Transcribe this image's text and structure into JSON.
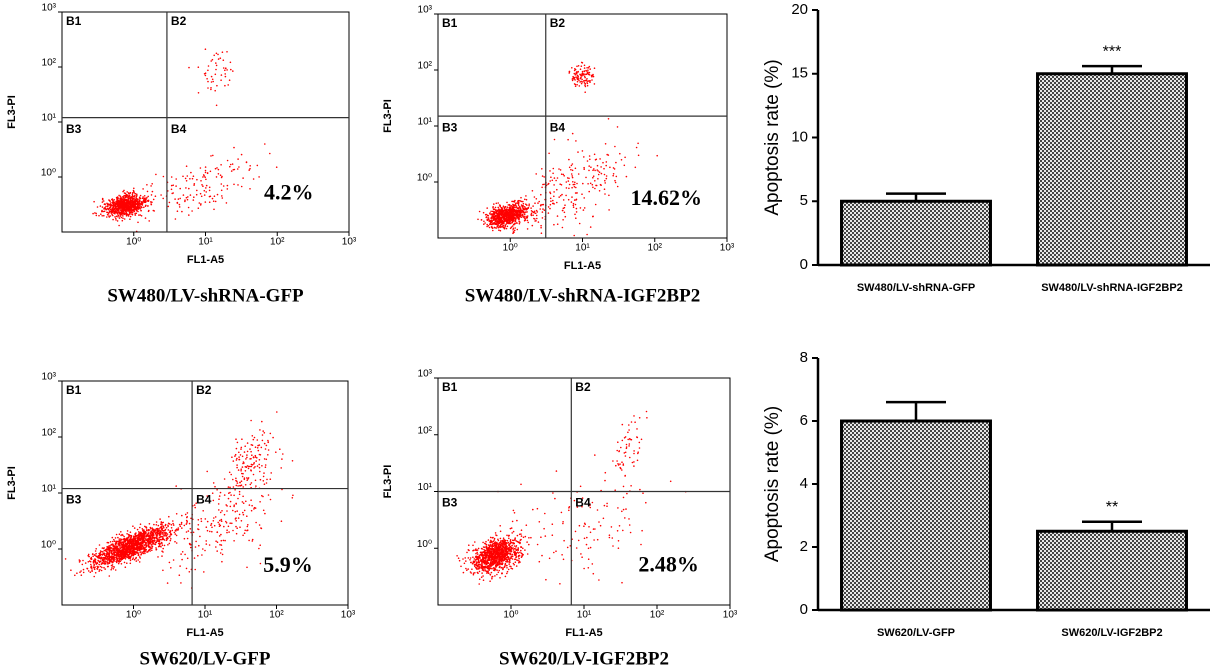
{
  "chart_data": [
    {
      "type": "scatter",
      "title": "SW480/LV-shRNA-GFP",
      "xlabel": "FL1-A5",
      "ylabel": "FL3-PI",
      "log_x": true,
      "log_y": true,
      "xlim": [
        0.1,
        1000
      ],
      "ylim": [
        0.1,
        1000
      ],
      "xticks": [
        {
          "value": 1,
          "label": "10⁰"
        },
        {
          "value": 10,
          "label": "10¹"
        },
        {
          "value": 100,
          "label": "10²"
        },
        {
          "value": 1000,
          "label": "10³"
        }
      ],
      "yticks": [
        {
          "value": 1,
          "label": "10⁰"
        },
        {
          "value": 10,
          "label": "10¹"
        },
        {
          "value": 100,
          "label": "10²"
        },
        {
          "value": 1000,
          "label": "10³"
        }
      ],
      "quadrants": [
        "B1",
        "B2",
        "B3",
        "B4"
      ],
      "gate_x": 2.9,
      "gate_y": 12,
      "annotation": "4.2%",
      "color": "#ff0000"
    },
    {
      "type": "scatter",
      "title": "SW480/LV-shRNA-IGF2BP2",
      "xlabel": "FL1-A5",
      "ylabel": "FL3-PI",
      "log_x": true,
      "log_y": true,
      "xlim": [
        0.1,
        1000
      ],
      "ylim": [
        0.1,
        1000
      ],
      "xticks": [
        {
          "value": 1,
          "label": "10⁰"
        },
        {
          "value": 10,
          "label": "10¹"
        },
        {
          "value": 100,
          "label": "10²"
        },
        {
          "value": 1000,
          "label": "10³"
        }
      ],
      "yticks": [
        {
          "value": 1,
          "label": "10⁰"
        },
        {
          "value": 10,
          "label": "10¹"
        },
        {
          "value": 100,
          "label": "10²"
        },
        {
          "value": 1000,
          "label": "10³"
        }
      ],
      "quadrants": [
        "B1",
        "B2",
        "B3",
        "B4"
      ],
      "gate_x": 3.1,
      "gate_y": 15,
      "annotation": "14.62%",
      "color": "#ff0000"
    },
    {
      "type": "bar",
      "ylabel": "Apoptosis rate (%)",
      "categories": [
        "SW480/LV-shRNA-GFP",
        "SW480/LV-shRNA-IGF2BP2"
      ],
      "values": [
        5,
        15
      ],
      "errors": [
        0.6,
        0.6
      ],
      "annotations": [
        null,
        "***"
      ],
      "ylim": [
        0,
        20
      ],
      "yticks": [
        0,
        5,
        10,
        15,
        20
      ],
      "color": "#8c8c8c"
    },
    {
      "type": "scatter",
      "title": "SW620/LV-GFP",
      "xlabel": "FL1-A5",
      "ylabel": "FL3-PI",
      "log_x": true,
      "log_y": true,
      "xlim": [
        0.1,
        1000
      ],
      "ylim": [
        0.1,
        1000
      ],
      "xticks": [
        {
          "value": 1,
          "label": "10⁰"
        },
        {
          "value": 10,
          "label": "10¹"
        },
        {
          "value": 100,
          "label": "10²"
        },
        {
          "value": 1000,
          "label": "10³"
        }
      ],
      "yticks": [
        {
          "value": 1,
          "label": "10⁰"
        },
        {
          "value": 10,
          "label": "10¹"
        },
        {
          "value": 100,
          "label": "10²"
        },
        {
          "value": 1000,
          "label": "10³"
        }
      ],
      "quadrants": [
        "B1",
        "B2",
        "B3",
        "B4"
      ],
      "gate_x": 6.6,
      "gate_y": 12,
      "annotation": "5.9%",
      "color": "#ff0000"
    },
    {
      "type": "scatter",
      "title": "SW620/LV-IGF2BP2",
      "xlabel": "FL1-A5",
      "ylabel": "FL3-PI",
      "log_x": true,
      "log_y": true,
      "xlim": [
        0.1,
        1000
      ],
      "ylim": [
        0.1,
        1000
      ],
      "xticks": [
        {
          "value": 1,
          "label": "10⁰"
        },
        {
          "value": 10,
          "label": "10¹"
        },
        {
          "value": 100,
          "label": "10²"
        },
        {
          "value": 1000,
          "label": "10³"
        }
      ],
      "yticks": [
        {
          "value": 1,
          "label": "10⁰"
        },
        {
          "value": 10,
          "label": "10¹"
        },
        {
          "value": 100,
          "label": "10²"
        },
        {
          "value": 1000,
          "label": "10³"
        }
      ],
      "quadrants": [
        "B1",
        "B2",
        "B3",
        "B4"
      ],
      "gate_x": 6.7,
      "gate_y": 10,
      "annotation": "2.48%",
      "color": "#ff0000"
    },
    {
      "type": "bar",
      "ylabel": "Apoptosis rate (%)",
      "categories": [
        "SW620/LV-GFP",
        "SW620/LV-IGF2BP2"
      ],
      "values": [
        6,
        2.5
      ],
      "errors": [
        0.6,
        0.3
      ],
      "annotations": [
        null,
        "**"
      ],
      "ylim": [
        0,
        8
      ],
      "yticks": [
        0,
        2,
        4,
        6,
        8
      ],
      "color": "#8c8c8c"
    }
  ]
}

* **YOUR TASK**: Reproduce every line precisely as given, omitting all pictures.

* **TASK SOLUTION**:
Transcribe this image's text and structure into JSON.
{
  "chart_data": [
    {
      "type": "scatter",
      "title": "SW480/LV-shRNA-GFP",
      "xlabel": "FL1-A5",
      "ylabel": "FL3-PI",
      "log_x": true,
      "log_y": true,
      "xlim": [
        0.1,
        1000
      ],
      "ylim": [
        0.1,
        1000
      ],
      "xticks": [
        {
          "value": 1,
          "label": "10⁰"
        },
        {
          "value": 10,
          "label": "10¹"
        },
        {
          "value": 100,
          "label": "10²"
        },
        {
          "value": 1000,
          "label": "10³"
        }
      ],
      "yticks": [
        {
          "value": 1,
          "label": "10⁰"
        },
        {
          "value": 10,
          "label": "10¹"
        },
        {
          "value": 100,
          "label": "10²"
        },
        {
          "value": 1000,
          "label": "10³"
        }
      ],
      "quadrants": [
        "B1",
        "B2",
        "B3",
        "B4"
      ],
      "gate_x": 2.9,
      "gate_y": 12,
      "annotation": "4.2%",
      "color": "#ff0000"
    },
    {
      "type": "scatter",
      "title": "SW480/LV-shRNA-IGF2BP2",
      "xlabel": "FL1-A5",
      "ylabel": "FL3-PI",
      "log_x": true,
      "log_y": true,
      "xlim": [
        0.1,
        1000
      ],
      "ylim": [
        0.1,
        1000
      ],
      "xticks": [
        {
          "value": 1,
          "label": "10⁰"
        },
        {
          "value": 10,
          "label": "10¹"
        },
        {
          "value": 100,
          "label": "10²"
        },
        {
          "value": 1000,
          "label": "10³"
        }
      ],
      "yticks": [
        {
          "value": 1,
          "label": "10⁰"
        },
        {
          "value": 10,
          "label": "10¹"
        },
        {
          "value": 100,
          "label": "10²"
        },
        {
          "value": 1000,
          "label": "10³"
        }
      ],
      "quadrants": [
        "B1",
        "B2",
        "B3",
        "B4"
      ],
      "gate_x": 3.1,
      "gate_y": 15,
      "annotation": "14.62%",
      "color": "#ff0000"
    },
    {
      "type": "bar",
      "ylabel": "Apoptosis rate (%)",
      "categories": [
        "SW480/LV-shRNA-GFP",
        "SW480/LV-shRNA-IGF2BP2"
      ],
      "values": [
        5,
        15
      ],
      "errors": [
        0.6,
        0.6
      ],
      "annotations": [
        null,
        "***"
      ],
      "ylim": [
        0,
        20
      ],
      "yticks": [
        0,
        5,
        10,
        15,
        20
      ],
      "color": "#8c8c8c"
    },
    {
      "type": "scatter",
      "title": "SW620/LV-GFP",
      "xlabel": "FL1-A5",
      "ylabel": "FL3-PI",
      "log_x": true,
      "log_y": true,
      "xlim": [
        0.1,
        1000
      ],
      "ylim": [
        0.1,
        1000
      ],
      "xticks": [
        {
          "value": 1,
          "label": "10⁰"
        },
        {
          "value": 10,
          "label": "10¹"
        },
        {
          "value": 100,
          "label": "10²"
        },
        {
          "value": 1000,
          "label": "10³"
        }
      ],
      "yticks": [
        {
          "value": 1,
          "label": "10⁰"
        },
        {
          "value": 10,
          "label": "10¹"
        },
        {
          "value": 100,
          "label": "10²"
        },
        {
          "value": 1000,
          "label": "10³"
        }
      ],
      "quadrants": [
        "B1",
        "B2",
        "B3",
        "B4"
      ],
      "gate_x": 6.6,
      "gate_y": 12,
      "annotation": "5.9%",
      "color": "#ff0000"
    },
    {
      "type": "scatter",
      "title": "SW620/LV-IGF2BP2",
      "xlabel": "FL1-A5",
      "ylabel": "FL3-PI",
      "log_x": true,
      "log_y": true,
      "xlim": [
        0.1,
        1000
      ],
      "ylim": [
        0.1,
        1000
      ],
      "xticks": [
        {
          "value": 1,
          "label": "10⁰"
        },
        {
          "value": 10,
          "label": "10¹"
        },
        {
          "value": 100,
          "label": "10²"
        },
        {
          "value": 1000,
          "label": "10³"
        }
      ],
      "yticks": [
        {
          "value": 1,
          "label": "10⁰"
        },
        {
          "value": 10,
          "label": "10¹"
        },
        {
          "value": 100,
          "label": "10²"
        },
        {
          "value": 1000,
          "label": "10³"
        }
      ],
      "quadrants": [
        "B1",
        "B2",
        "B3",
        "B4"
      ],
      "gate_x": 6.7,
      "gate_y": 10,
      "annotation": "2.48%",
      "color": "#ff0000"
    },
    {
      "type": "bar",
      "ylabel": "Apoptosis rate (%)",
      "categories": [
        "SW620/LV-GFP",
        "SW620/LV-IGF2BP2"
      ],
      "values": [
        6,
        2.5
      ],
      "errors": [
        0.6,
        0.3
      ],
      "annotations": [
        null,
        "**"
      ],
      "ylim": [
        0,
        8
      ],
      "yticks": [
        0,
        2,
        4,
        6,
        8
      ],
      "color": "#8c8c8c"
    }
  ]
}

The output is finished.